# STATED GOAL
Copy each line with the word "York" in it.

# MATERIAL PROVIDED
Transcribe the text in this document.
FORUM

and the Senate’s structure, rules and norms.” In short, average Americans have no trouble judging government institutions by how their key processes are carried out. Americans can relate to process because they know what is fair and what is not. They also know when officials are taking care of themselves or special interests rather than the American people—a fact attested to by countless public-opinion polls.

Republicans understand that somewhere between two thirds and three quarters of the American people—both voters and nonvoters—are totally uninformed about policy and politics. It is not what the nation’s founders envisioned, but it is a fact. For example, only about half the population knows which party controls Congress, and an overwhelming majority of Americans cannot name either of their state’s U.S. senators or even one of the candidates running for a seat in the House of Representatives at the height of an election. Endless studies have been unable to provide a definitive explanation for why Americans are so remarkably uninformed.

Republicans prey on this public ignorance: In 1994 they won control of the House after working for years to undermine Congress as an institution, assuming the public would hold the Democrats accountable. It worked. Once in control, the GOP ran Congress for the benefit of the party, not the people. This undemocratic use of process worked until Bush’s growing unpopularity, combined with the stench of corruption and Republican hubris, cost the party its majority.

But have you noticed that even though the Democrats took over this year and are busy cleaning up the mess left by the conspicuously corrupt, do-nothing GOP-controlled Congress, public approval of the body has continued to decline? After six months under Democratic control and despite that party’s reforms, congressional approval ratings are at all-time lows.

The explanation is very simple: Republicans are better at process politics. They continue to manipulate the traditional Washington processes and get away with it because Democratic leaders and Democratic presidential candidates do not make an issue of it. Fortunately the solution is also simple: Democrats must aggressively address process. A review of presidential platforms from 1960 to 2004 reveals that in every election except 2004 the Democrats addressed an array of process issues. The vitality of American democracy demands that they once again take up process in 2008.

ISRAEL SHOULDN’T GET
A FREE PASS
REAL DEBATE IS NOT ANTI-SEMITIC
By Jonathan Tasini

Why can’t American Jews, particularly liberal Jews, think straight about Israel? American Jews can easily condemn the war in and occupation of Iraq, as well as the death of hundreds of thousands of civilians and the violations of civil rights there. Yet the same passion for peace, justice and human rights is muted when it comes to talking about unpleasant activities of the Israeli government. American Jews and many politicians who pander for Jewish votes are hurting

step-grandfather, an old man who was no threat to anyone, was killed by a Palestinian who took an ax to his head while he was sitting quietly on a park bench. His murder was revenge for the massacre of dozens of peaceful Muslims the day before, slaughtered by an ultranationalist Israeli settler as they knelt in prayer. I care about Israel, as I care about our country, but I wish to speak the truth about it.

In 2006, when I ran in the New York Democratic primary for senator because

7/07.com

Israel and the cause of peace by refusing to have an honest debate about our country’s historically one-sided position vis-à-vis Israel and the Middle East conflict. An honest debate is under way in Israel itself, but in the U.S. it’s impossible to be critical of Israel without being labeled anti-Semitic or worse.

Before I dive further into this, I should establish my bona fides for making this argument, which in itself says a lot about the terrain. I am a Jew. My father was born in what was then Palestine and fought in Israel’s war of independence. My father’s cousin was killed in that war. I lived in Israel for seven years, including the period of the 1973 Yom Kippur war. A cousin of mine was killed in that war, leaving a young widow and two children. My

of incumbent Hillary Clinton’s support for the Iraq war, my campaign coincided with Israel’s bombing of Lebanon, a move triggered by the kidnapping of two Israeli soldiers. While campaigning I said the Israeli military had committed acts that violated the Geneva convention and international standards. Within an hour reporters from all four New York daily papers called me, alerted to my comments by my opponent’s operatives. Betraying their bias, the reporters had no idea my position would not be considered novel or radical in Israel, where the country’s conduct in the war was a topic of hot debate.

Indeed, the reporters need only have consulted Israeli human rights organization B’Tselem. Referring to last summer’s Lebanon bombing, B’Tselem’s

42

# ANSWER TO THIS PROBLEM
In 2006, when I ran in the New York Democratic primary for senator because
of incumbent Hillary Clinton’s support for the Iraq war, my campaign coincided with Israel’s bombing of Lebanon, a move triggered by the kidnapping of two Israeli soldiers. While campaigning I said the Israeli military had committed acts that violated the Geneva convention and international standards. Within an hour reporters from all four New York daily papers called me, alerted to my comments by my opponent’s operatives. Betraying their bias, the reporters had no idea my position would not be considered novel or radical in Israel, where the country’s conduct in the war was a topic of hot debate.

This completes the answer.